§ **Objective**: Find and return each line containing "this".

* Start Supplied records *

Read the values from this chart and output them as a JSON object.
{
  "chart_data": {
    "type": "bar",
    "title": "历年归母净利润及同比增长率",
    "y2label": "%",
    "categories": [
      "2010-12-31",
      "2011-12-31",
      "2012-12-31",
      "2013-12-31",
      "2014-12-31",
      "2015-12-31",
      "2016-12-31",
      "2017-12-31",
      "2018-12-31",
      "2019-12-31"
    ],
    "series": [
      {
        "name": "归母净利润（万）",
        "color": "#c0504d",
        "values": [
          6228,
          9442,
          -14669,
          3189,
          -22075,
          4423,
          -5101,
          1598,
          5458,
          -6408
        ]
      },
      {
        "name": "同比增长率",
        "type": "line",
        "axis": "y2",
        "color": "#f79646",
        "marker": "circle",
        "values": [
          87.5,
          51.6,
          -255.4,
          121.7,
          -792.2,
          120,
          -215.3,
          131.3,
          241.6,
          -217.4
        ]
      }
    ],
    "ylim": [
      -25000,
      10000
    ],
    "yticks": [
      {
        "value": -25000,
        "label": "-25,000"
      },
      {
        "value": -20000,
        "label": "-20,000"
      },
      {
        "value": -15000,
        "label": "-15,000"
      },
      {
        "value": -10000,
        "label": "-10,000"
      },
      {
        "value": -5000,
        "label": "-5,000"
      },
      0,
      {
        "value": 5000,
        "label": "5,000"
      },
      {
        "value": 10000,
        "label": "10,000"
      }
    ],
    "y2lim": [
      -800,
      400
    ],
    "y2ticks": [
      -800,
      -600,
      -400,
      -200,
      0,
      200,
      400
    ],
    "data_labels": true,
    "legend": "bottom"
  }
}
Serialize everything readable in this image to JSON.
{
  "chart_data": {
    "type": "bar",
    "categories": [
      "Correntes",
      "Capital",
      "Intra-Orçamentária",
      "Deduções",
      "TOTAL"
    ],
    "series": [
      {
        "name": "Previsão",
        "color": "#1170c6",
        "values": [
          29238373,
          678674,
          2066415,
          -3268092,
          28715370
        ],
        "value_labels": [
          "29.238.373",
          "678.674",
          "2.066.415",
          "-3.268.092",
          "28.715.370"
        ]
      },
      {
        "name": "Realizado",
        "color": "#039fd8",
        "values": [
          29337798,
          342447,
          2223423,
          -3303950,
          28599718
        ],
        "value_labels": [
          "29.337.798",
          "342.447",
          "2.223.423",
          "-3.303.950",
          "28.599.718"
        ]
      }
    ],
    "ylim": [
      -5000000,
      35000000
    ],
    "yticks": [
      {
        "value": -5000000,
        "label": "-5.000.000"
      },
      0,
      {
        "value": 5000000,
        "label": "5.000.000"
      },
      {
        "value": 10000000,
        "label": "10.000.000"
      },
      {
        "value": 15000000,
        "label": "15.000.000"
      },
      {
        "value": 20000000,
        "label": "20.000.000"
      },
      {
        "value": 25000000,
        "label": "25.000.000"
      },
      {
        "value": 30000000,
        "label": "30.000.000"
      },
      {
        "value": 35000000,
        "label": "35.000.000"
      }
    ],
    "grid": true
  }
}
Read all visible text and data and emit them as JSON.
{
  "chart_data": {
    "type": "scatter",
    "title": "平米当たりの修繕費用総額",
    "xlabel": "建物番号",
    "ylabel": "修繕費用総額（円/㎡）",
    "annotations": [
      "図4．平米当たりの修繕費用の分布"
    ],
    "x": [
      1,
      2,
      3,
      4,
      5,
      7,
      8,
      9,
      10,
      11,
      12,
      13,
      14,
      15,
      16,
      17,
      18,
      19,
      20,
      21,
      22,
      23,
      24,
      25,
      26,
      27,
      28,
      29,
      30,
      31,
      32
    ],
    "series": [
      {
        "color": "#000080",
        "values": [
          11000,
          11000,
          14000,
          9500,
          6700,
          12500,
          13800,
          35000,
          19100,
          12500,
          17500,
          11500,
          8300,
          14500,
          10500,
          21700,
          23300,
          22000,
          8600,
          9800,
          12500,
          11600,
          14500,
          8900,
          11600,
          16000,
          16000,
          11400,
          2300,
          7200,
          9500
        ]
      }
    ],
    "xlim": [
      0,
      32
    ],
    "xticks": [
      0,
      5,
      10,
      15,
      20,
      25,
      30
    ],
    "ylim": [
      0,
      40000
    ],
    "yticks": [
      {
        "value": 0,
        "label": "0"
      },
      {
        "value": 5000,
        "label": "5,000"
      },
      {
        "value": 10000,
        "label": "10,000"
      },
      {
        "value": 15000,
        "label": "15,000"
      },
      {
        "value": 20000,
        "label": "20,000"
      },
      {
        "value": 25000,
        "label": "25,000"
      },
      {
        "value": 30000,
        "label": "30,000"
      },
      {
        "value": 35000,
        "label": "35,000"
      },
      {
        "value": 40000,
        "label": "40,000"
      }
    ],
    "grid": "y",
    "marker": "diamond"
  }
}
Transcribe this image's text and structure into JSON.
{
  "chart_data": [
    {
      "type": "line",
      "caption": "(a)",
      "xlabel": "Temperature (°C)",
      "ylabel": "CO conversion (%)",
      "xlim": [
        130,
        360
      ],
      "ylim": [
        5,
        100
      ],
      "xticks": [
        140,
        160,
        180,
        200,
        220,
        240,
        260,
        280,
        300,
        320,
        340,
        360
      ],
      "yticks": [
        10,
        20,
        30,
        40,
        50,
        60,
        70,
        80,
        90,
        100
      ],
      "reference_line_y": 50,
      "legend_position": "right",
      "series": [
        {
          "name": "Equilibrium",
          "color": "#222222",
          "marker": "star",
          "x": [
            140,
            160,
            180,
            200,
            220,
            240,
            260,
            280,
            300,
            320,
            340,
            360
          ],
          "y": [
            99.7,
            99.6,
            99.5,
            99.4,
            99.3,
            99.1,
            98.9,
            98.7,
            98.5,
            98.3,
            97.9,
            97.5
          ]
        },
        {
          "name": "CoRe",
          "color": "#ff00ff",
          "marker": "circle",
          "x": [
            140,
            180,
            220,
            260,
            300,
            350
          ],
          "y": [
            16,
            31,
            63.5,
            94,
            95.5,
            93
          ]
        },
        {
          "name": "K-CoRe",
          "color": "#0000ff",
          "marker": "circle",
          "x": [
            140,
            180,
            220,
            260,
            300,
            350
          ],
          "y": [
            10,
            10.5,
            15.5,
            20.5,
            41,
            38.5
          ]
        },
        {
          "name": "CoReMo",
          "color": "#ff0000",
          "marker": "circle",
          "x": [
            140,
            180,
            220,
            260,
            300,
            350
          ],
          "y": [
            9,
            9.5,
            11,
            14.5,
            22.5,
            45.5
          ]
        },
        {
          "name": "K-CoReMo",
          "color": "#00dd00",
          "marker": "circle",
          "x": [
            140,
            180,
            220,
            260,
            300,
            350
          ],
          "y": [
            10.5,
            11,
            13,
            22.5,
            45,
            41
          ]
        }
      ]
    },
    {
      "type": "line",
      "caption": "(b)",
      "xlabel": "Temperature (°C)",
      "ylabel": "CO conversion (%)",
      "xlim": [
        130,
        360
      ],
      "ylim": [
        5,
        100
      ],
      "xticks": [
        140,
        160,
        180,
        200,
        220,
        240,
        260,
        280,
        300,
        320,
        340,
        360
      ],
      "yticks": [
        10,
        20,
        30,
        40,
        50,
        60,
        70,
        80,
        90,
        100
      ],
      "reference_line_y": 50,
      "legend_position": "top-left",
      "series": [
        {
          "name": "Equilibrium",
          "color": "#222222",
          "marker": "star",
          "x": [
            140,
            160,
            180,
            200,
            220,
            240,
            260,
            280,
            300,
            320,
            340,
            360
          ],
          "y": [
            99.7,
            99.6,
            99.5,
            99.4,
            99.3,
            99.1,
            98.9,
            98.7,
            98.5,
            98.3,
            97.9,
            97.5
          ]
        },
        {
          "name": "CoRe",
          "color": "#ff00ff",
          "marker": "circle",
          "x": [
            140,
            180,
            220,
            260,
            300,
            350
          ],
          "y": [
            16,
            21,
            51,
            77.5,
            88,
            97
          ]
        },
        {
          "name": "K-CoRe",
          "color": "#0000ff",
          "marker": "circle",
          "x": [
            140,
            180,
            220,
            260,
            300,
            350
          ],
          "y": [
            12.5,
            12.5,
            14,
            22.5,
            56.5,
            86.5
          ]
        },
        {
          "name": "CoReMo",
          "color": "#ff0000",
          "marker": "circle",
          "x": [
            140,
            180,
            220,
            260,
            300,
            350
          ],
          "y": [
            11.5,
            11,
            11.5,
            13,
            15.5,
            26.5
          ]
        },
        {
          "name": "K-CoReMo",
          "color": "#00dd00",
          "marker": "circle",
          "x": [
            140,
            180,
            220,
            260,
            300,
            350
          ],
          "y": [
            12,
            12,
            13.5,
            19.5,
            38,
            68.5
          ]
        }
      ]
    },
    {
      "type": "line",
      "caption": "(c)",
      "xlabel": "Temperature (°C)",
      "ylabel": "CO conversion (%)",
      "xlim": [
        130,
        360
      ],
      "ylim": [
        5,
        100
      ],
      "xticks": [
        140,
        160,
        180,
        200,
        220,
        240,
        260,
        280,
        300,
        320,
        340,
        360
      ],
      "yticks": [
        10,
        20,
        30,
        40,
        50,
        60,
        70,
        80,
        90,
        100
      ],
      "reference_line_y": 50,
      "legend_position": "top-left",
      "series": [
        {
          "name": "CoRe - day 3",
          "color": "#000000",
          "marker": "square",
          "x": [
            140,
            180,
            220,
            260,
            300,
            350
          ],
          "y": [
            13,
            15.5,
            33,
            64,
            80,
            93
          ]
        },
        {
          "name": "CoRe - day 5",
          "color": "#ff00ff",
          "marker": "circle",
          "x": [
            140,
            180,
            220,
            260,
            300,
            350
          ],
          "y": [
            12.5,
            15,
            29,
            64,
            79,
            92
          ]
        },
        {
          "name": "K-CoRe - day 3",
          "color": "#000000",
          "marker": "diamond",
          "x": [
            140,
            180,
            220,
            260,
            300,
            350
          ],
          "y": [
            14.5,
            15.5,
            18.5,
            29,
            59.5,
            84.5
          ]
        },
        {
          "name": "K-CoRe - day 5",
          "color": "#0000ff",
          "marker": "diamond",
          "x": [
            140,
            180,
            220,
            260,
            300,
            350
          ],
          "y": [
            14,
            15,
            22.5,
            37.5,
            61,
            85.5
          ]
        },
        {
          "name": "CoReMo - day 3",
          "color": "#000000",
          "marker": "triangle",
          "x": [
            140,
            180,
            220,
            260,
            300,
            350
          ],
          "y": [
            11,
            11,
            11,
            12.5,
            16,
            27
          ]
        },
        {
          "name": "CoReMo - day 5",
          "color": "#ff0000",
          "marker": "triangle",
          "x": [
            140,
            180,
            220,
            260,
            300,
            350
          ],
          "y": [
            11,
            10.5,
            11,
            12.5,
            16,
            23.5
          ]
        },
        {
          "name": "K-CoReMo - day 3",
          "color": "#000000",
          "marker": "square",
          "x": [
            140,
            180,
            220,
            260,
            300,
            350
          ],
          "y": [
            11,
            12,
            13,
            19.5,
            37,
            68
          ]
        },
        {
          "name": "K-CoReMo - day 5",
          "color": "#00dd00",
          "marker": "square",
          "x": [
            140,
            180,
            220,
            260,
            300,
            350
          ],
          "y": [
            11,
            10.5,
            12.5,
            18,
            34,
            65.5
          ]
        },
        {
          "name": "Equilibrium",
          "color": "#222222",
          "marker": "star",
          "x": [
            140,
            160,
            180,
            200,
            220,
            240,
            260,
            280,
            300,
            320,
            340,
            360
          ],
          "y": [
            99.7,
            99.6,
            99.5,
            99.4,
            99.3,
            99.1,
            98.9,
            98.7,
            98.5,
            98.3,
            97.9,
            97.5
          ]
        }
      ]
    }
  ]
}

* End Supplied records *

§ **Answer to the problem**:
Read the values from this chart and output them as a JSON object.
Serialize everything readable in this image to JSON.
Transcribe this image's text and structure into JSON.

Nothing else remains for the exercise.